--- begin Material for this task ---
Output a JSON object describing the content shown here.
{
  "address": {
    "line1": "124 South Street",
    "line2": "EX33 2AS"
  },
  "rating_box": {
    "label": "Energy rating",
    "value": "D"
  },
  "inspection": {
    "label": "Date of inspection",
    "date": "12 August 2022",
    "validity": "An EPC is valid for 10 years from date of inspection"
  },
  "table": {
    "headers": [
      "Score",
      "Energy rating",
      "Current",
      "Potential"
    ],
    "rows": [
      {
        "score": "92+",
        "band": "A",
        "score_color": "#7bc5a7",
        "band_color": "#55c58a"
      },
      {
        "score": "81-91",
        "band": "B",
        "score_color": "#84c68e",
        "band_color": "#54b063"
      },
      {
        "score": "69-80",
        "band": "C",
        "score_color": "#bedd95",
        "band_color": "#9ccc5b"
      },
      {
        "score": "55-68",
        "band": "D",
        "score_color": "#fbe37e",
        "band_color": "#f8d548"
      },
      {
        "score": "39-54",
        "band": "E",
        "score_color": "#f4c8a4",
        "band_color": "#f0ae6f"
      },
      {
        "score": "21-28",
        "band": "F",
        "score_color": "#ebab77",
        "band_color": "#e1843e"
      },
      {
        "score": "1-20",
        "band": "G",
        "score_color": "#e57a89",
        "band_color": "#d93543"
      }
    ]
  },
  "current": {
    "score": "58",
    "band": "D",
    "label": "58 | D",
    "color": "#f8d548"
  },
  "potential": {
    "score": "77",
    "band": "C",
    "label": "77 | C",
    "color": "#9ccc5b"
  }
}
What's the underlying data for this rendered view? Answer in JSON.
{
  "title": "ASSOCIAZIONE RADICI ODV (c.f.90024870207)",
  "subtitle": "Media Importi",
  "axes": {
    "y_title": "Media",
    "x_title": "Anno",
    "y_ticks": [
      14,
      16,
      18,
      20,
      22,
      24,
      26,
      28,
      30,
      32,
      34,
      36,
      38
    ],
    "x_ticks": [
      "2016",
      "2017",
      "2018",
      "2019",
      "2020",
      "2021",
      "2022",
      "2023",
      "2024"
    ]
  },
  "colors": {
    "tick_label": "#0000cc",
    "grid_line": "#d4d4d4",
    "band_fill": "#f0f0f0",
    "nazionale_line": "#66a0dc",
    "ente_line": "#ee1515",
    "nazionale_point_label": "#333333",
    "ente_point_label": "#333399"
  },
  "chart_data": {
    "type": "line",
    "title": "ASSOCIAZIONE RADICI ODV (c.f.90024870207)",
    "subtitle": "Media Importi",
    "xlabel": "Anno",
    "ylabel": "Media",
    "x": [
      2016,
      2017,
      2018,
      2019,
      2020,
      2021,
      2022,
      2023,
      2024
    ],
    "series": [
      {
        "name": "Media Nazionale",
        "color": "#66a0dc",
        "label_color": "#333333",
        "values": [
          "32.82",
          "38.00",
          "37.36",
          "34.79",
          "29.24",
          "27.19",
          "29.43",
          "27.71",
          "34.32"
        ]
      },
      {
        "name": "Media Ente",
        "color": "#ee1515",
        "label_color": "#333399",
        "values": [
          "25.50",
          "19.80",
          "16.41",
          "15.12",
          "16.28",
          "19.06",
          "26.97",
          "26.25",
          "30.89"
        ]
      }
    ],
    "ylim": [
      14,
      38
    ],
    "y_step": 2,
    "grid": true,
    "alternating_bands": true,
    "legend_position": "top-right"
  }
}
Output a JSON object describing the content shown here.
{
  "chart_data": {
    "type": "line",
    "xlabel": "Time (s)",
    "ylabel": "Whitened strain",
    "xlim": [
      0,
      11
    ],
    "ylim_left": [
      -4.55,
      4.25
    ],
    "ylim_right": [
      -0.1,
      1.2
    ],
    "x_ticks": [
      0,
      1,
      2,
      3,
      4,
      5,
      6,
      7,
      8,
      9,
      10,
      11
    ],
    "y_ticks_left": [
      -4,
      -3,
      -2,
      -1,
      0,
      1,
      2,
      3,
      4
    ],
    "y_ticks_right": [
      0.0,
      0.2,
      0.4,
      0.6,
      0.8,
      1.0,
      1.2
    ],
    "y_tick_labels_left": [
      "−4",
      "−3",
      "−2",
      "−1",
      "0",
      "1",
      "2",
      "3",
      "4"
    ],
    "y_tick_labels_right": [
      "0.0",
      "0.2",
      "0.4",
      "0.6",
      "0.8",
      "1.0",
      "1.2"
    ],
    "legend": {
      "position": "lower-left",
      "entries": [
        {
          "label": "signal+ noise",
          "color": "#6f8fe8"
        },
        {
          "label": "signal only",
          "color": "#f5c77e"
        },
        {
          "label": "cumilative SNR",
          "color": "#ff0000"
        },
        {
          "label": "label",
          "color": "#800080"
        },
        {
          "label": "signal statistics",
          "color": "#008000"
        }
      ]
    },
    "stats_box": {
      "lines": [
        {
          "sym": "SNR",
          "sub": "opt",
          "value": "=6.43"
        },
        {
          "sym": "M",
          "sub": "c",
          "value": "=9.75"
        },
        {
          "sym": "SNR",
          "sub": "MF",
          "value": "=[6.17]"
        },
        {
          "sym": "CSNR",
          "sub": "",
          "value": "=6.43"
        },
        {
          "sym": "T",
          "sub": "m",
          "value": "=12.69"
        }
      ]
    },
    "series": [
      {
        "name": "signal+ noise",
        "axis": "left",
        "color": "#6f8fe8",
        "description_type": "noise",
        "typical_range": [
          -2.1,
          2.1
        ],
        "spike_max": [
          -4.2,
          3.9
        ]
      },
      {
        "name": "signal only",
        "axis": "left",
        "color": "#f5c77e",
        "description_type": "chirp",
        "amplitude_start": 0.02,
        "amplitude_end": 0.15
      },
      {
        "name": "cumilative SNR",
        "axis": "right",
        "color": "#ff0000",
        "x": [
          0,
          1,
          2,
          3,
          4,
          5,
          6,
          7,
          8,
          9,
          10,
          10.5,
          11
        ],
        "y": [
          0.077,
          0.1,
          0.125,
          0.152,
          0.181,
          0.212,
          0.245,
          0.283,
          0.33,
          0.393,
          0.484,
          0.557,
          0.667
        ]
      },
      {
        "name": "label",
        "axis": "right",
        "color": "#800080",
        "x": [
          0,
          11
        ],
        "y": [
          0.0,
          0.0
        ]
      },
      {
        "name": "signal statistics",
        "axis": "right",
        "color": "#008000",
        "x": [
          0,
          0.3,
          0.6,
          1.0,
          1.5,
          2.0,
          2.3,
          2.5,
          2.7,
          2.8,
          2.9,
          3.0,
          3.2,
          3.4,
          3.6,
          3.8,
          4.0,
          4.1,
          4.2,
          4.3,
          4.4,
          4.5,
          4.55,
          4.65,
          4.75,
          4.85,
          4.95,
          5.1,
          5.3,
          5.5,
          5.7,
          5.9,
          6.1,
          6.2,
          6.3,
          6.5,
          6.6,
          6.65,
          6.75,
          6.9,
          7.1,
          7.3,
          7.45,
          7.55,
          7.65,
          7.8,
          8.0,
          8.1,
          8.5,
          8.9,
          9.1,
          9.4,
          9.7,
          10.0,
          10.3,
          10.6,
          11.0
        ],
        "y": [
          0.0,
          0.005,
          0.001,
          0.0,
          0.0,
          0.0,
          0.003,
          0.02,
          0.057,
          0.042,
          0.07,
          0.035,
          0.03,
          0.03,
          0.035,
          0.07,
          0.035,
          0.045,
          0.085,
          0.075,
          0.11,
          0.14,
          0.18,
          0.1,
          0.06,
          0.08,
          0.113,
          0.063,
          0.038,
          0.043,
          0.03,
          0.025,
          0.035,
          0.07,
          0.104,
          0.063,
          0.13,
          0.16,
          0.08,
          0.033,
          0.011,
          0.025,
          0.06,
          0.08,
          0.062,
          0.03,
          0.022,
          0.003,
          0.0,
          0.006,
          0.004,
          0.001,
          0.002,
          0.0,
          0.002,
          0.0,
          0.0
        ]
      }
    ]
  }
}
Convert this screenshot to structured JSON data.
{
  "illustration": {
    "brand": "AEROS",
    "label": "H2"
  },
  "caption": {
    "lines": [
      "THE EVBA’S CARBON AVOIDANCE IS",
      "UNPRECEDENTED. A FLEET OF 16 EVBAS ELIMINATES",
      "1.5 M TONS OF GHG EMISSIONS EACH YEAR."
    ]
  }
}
--- end Material for this task ---
Set down, word for word, only the lines running from the line with "Convert this screenshot" to the last line of the listing above. Both of those lines belong in your answer.

_Result below_.
Convert this screenshot to structured JSON data.
{
  "illustration": {
    "brand": "AEROS",
    "label": "H2"
  },
  "caption": {
    "lines": [
      "THE EVBA’S CARBON AVOIDANCE IS",
      "UNPRECEDENTED. A FLEET OF 16 EVBAS ELIMINATES",
      "1.5 M TONS OF GHG EMISSIONS EACH YEAR."
    ]
  }
}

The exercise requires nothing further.